WORK REQUIRED: Identify all lines below that hold "capita" and collect them.

SUPPLIED INFORMATION:

....

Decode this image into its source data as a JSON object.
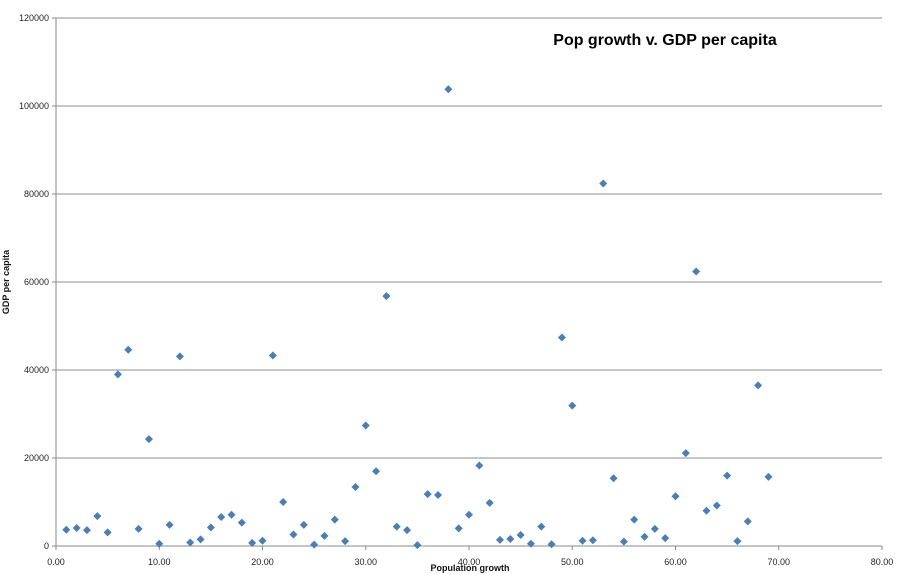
{
  "chart_data": {
    "type": "scatter",
    "title": "Pop growth v. GDP per capita",
    "xlabel": "Population growth",
    "ylabel": "GDP per capita",
    "xlim": [
      0,
      80
    ],
    "ylim": [
      0,
      120000
    ],
    "x_ticks": [
      "0.00",
      "10.00",
      "20.00",
      "30.00",
      "40.00",
      "50.00",
      "60.00",
      "70.00",
      "80.00"
    ],
    "y_ticks": [
      "0",
      "20000",
      "40000",
      "60000",
      "80000",
      "100000",
      "120000"
    ],
    "x_tick_values": [
      0,
      10,
      20,
      30,
      40,
      50,
      60,
      70,
      80
    ],
    "y_tick_values": [
      0,
      20000,
      40000,
      60000,
      80000,
      100000,
      120000
    ],
    "grid": "horizontal",
    "marker": "diamond",
    "marker_color": "#4a7ebb",
    "points": [
      {
        "x": 1,
        "y": 3700
      },
      {
        "x": 2,
        "y": 4100
      },
      {
        "x": 3,
        "y": 3600
      },
      {
        "x": 4,
        "y": 6800
      },
      {
        "x": 5,
        "y": 3100
      },
      {
        "x": 6,
        "y": 39000
      },
      {
        "x": 7,
        "y": 44600
      },
      {
        "x": 8,
        "y": 3900
      },
      {
        "x": 9,
        "y": 24300
      },
      {
        "x": 10,
        "y": 500
      },
      {
        "x": 11,
        "y": 4800
      },
      {
        "x": 12,
        "y": 43100
      },
      {
        "x": 13,
        "y": 800
      },
      {
        "x": 14,
        "y": 1500
      },
      {
        "x": 15,
        "y": 4200
      },
      {
        "x": 16,
        "y": 6600
      },
      {
        "x": 17,
        "y": 7100
      },
      {
        "x": 18,
        "y": 5300
      },
      {
        "x": 19,
        "y": 700
      },
      {
        "x": 20,
        "y": 1200
      },
      {
        "x": 21,
        "y": 43300
      },
      {
        "x": 22,
        "y": 10000
      },
      {
        "x": 23,
        "y": 2600
      },
      {
        "x": 24,
        "y": 4800
      },
      {
        "x": 25,
        "y": 300
      },
      {
        "x": 26,
        "y": 2300
      },
      {
        "x": 27,
        "y": 6000
      },
      {
        "x": 28,
        "y": 1100
      },
      {
        "x": 29,
        "y": 13400
      },
      {
        "x": 30,
        "y": 27400
      },
      {
        "x": 31,
        "y": 17000
      },
      {
        "x": 32,
        "y": 56800
      },
      {
        "x": 33,
        "y": 4400
      },
      {
        "x": 34,
        "y": 3600
      },
      {
        "x": 35,
        "y": 200
      },
      {
        "x": 36,
        "y": 11800
      },
      {
        "x": 37,
        "y": 11600
      },
      {
        "x": 38,
        "y": 103800
      },
      {
        "x": 39,
        "y": 4000
      },
      {
        "x": 40,
        "y": 7100
      },
      {
        "x": 41,
        "y": 18300
      },
      {
        "x": 42,
        "y": 9800
      },
      {
        "x": 43,
        "y": 1400
      },
      {
        "x": 44,
        "y": 1600
      },
      {
        "x": 45,
        "y": 2500
      },
      {
        "x": 46,
        "y": 500
      },
      {
        "x": 47,
        "y": 4400
      },
      {
        "x": 48,
        "y": 400
      },
      {
        "x": 49,
        "y": 47400
      },
      {
        "x": 50,
        "y": 31900
      },
      {
        "x": 51,
        "y": 1200
      },
      {
        "x": 52,
        "y": 1300
      },
      {
        "x": 53,
        "y": 82400
      },
      {
        "x": 54,
        "y": 15400
      },
      {
        "x": 55,
        "y": 1000
      },
      {
        "x": 56,
        "y": 6000
      },
      {
        "x": 57,
        "y": 2100
      },
      {
        "x": 58,
        "y": 3900
      },
      {
        "x": 59,
        "y": 1800
      },
      {
        "x": 60,
        "y": 11300
      },
      {
        "x": 61,
        "y": 21100
      },
      {
        "x": 62,
        "y": 62400
      },
      {
        "x": 63,
        "y": 8000
      },
      {
        "x": 64,
        "y": 9200
      },
      {
        "x": 65,
        "y": 16000
      },
      {
        "x": 66,
        "y": 1100
      },
      {
        "x": 67,
        "y": 5600
      },
      {
        "x": 68,
        "y": 36500
      },
      {
        "x": 69,
        "y": 15700
      }
    ]
  }
}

....

SOLUTION TO THIS TASK:
    "title": "Pop growth v. GDP per capita",
    "ylabel": "GDP per capita",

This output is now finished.